Problem to work on. Output each entry that follows exactly. Images stay out.

- - - - - - -

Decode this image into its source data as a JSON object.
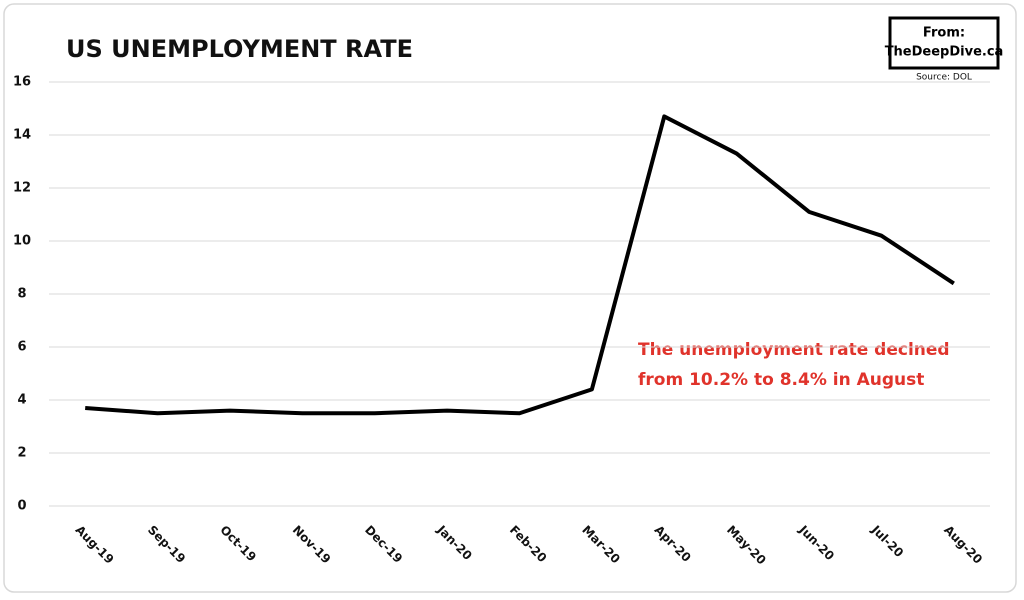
{
  "chart_data": {
    "type": "line",
    "title": "US UNEMPLOYMENT RATE",
    "categories": [
      "Aug-19",
      "Sep-19",
      "Oct-19",
      "Nov-19",
      "Dec-19",
      "Jan-20",
      "Feb-20",
      "Mar-20",
      "Apr-20",
      "May-20",
      "Jun-20",
      "Jul-20",
      "Aug-20"
    ],
    "values": [
      3.7,
      3.5,
      3.6,
      3.5,
      3.5,
      3.6,
      3.5,
      4.4,
      14.7,
      13.3,
      11.1,
      10.2,
      8.4
    ],
    "color": "#000000",
    "ylim": [
      0,
      16
    ],
    "yticks": [
      0,
      2,
      4,
      6,
      8,
      10,
      12,
      14,
      16
    ],
    "grid": true,
    "annotation": [
      "The unemployment rate declned",
      "from 10.2% to 8.4% in August"
    ],
    "annotation_color": "#e0332b",
    "credit": [
      "From:",
      "TheDeepDive.ca"
    ],
    "source": "Source: DOL"
  }
}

- - - - - - -

Reply to the task.
Decode this image into its source data as a JSON object.
{
  "chart_data": {
    "type": "line",
    "title": "US UNEMPLOYMENT RATE",
    "categories": [
      "Aug-19",
      "Sep-19",
      "Oct-19",
      "Nov-19",
      "Dec-19",
      "Jan-20",
      "Feb-20",
      "Mar-20",
      "Apr-20",
      "May-20",
      "Jun-20",
      "Jul-20",
      "Aug-20"
    ],
    "values": [
      3.7,
      3.5,
      3.6,
      3.5,
      3.5,
      3.6,
      3.5,
      4.4,
      14.7,
      13.3,
      11.1,
      10.2,
      8.4
    ],
    "color": "#000000",
    "ylim": [
      0,
      16
    ],
    "yticks": [
      0,
      2,
      4,
      6,
      8,
      10,
      12,
      14,
      16
    ],
    "grid": true,
    "annotation": [
      "The unemployment rate declned",
      "from 10.2% to 8.4% in August"
    ],
    "annotation_color": "#e0332b",
    "credit": [
      "From:",
      "TheDeepDive.ca"
    ],
    "source": "Source: DOL"
  }
}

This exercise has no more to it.